TASK
Select all lines holding the word "into" from the entries that follow.

RECORDS FOR THE EXERCISE
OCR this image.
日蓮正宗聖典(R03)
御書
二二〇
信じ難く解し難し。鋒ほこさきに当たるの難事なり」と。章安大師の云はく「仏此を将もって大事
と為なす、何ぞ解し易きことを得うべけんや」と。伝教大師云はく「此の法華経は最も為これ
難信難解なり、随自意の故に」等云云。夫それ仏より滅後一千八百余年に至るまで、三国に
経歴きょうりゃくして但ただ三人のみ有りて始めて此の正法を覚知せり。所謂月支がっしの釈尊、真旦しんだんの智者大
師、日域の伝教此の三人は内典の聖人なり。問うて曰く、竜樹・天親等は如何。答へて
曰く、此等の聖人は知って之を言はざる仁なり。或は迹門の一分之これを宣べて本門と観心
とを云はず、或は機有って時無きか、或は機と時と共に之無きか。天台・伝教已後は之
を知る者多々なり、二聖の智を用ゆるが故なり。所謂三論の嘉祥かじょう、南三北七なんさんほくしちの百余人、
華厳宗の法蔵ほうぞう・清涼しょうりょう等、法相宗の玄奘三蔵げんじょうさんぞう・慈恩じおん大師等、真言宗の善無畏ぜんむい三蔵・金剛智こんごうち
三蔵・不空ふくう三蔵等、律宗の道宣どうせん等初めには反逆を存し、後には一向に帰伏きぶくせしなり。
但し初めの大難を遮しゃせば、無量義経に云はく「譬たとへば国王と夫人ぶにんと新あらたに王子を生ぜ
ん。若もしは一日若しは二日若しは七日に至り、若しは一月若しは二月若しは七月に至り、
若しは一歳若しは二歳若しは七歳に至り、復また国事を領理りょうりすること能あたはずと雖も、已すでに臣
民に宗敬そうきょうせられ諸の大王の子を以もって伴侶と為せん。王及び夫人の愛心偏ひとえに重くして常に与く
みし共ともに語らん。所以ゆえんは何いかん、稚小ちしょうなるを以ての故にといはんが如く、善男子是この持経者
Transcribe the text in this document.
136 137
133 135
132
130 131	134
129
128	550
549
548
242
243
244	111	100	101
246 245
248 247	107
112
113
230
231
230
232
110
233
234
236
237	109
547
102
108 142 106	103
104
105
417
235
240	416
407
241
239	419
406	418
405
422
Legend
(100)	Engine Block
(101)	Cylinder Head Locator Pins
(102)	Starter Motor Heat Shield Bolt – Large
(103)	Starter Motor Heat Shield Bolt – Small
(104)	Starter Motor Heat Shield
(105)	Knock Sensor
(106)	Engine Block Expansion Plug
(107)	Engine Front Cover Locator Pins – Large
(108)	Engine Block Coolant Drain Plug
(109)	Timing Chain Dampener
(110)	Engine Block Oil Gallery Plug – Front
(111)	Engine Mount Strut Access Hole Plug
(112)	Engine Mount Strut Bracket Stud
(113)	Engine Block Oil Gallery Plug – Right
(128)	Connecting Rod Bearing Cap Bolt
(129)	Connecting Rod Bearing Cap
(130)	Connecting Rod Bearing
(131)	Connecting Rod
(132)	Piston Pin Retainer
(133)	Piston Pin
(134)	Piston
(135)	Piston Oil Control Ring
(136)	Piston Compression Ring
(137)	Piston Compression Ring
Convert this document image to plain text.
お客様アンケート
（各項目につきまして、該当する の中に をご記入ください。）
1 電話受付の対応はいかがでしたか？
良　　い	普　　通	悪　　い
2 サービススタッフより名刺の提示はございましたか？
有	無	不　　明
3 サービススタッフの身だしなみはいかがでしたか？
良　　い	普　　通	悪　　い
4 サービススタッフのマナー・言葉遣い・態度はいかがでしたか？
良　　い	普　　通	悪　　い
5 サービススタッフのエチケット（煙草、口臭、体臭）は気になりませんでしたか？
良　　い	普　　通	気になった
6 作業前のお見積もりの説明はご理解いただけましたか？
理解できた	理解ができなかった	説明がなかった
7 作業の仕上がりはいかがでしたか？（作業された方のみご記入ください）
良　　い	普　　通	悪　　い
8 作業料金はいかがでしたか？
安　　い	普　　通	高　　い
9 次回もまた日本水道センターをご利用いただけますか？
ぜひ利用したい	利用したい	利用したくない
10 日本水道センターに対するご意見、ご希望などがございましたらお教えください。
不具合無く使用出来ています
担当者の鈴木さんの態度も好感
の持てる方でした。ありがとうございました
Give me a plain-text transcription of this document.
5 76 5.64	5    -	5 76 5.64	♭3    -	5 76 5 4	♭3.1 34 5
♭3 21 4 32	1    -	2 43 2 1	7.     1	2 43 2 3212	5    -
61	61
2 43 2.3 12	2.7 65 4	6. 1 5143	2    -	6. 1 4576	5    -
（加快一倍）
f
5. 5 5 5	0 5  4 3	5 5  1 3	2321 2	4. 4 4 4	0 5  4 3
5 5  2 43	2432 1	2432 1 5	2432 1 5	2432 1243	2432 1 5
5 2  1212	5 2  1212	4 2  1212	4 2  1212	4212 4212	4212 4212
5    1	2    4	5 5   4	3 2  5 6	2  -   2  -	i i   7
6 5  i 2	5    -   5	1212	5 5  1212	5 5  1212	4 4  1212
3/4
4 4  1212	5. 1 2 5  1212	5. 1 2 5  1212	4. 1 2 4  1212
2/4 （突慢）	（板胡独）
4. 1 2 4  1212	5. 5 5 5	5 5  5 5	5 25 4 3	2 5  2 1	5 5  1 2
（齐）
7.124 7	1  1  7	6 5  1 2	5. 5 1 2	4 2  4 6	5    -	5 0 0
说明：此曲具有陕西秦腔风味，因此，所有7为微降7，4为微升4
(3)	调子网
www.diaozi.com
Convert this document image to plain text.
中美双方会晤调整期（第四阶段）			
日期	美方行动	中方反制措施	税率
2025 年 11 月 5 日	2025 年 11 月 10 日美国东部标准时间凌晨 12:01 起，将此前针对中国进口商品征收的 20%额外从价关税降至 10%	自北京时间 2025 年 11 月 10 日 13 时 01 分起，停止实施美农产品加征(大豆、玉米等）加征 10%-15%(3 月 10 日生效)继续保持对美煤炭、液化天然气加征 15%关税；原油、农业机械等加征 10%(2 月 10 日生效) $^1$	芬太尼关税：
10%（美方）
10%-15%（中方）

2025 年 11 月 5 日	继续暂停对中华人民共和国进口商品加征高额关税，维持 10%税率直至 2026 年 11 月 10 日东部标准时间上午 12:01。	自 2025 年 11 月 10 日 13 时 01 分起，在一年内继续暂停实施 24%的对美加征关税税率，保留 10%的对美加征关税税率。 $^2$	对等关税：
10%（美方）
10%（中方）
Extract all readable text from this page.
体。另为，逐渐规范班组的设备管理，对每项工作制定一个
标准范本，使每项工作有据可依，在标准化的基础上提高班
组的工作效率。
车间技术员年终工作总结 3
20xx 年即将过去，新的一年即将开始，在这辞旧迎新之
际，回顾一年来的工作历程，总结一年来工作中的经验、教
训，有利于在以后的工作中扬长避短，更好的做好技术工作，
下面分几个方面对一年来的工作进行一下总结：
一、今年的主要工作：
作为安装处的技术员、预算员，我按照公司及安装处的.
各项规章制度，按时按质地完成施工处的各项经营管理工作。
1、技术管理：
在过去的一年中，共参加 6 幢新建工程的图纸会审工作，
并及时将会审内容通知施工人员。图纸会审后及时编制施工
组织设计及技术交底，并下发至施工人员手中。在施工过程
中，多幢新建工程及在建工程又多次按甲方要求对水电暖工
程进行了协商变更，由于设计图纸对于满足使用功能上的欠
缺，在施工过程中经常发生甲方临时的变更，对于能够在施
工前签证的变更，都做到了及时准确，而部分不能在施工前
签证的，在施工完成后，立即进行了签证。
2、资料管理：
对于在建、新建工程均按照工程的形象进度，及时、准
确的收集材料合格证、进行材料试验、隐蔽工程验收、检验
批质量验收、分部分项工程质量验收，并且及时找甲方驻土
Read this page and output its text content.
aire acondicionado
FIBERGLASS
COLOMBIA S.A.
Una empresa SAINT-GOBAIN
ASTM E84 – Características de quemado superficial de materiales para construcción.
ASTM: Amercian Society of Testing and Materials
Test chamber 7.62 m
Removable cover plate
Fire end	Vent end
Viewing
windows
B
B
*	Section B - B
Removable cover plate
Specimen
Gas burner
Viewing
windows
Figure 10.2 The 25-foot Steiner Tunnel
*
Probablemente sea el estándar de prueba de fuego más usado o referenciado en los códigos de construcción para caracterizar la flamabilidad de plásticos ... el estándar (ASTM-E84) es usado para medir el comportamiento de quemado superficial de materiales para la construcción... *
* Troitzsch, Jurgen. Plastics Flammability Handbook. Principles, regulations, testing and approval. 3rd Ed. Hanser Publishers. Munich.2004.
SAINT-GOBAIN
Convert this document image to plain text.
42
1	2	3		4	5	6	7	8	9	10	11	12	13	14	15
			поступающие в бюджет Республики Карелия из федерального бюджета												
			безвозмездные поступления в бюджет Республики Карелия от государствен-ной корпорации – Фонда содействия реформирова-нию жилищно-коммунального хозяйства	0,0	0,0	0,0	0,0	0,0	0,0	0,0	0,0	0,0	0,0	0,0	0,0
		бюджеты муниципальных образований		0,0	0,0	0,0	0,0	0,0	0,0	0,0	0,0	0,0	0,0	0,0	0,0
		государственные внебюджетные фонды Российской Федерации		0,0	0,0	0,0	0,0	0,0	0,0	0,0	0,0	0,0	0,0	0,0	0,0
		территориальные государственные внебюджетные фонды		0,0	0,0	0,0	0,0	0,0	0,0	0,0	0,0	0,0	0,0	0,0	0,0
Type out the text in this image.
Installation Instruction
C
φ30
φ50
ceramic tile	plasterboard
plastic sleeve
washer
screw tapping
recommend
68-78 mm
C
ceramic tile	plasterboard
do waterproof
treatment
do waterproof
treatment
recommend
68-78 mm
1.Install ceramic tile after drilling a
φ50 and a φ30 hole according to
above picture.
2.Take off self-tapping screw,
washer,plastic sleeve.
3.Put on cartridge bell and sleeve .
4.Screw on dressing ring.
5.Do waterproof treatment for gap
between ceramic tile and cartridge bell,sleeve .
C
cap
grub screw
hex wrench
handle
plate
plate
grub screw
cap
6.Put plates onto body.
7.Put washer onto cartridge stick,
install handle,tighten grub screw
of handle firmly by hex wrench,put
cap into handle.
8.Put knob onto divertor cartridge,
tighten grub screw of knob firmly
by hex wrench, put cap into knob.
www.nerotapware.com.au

COMPLETE RESPONSE
cap into handle.
by hex wrench, put cap into knob.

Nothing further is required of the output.